-- START THE INPUT --
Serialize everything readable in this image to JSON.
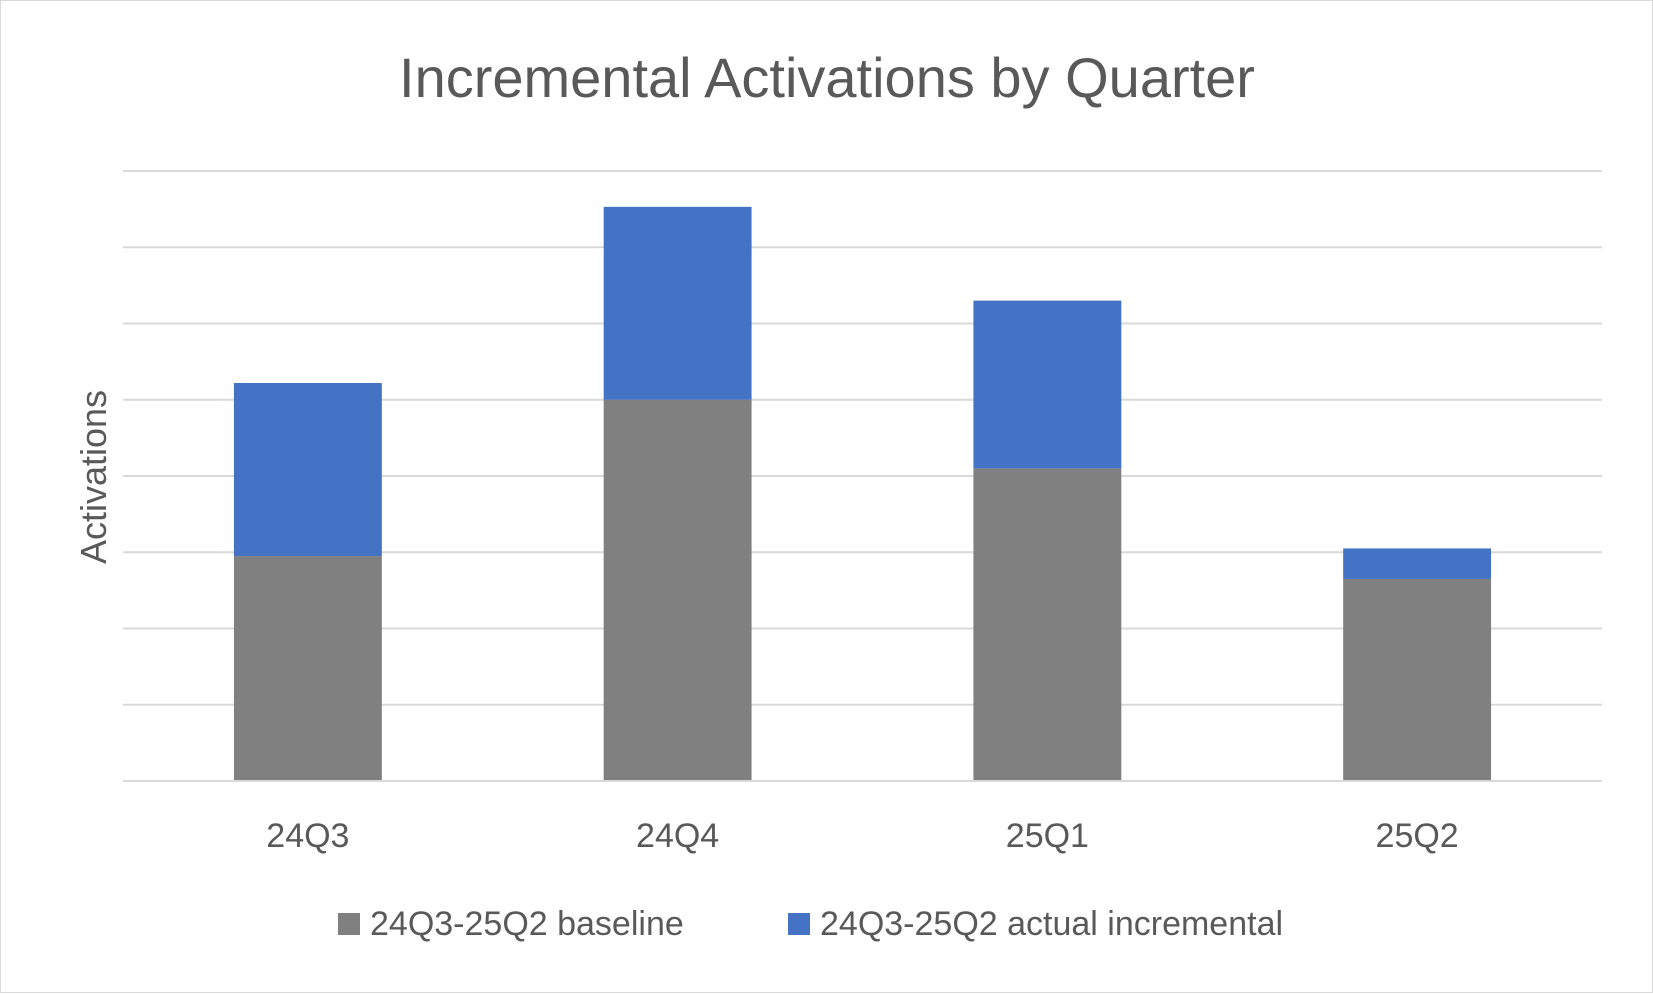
{
  "chart_data": {
    "type": "bar",
    "stacked": true,
    "title": "Incremental Activations by Quarter",
    "xlabel": "",
    "ylabel": "Activations",
    "categories": [
      "24Q3",
      "24Q4",
      "25Q1",
      "25Q2"
    ],
    "series": [
      {
        "name": "24Q3-25Q2 baseline",
        "color": "#808080",
        "values": [
          2.95,
          5.0,
          4.1,
          2.65
        ]
      },
      {
        "name": "24Q3-25Q2 actual incremental",
        "color": "#4472C4",
        "values": [
          2.27,
          2.53,
          2.2,
          0.4
        ]
      }
    ],
    "ylim": [
      0,
      8
    ],
    "y_ticks_shown": false,
    "grid": true,
    "legend_position": "bottom"
  }
}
-- END THE INPUT --
**SHORT TASK**
The answer is one number: how many lines of the material above contain "Activations".

**ANSWER FOR THIS EXERCISE**
2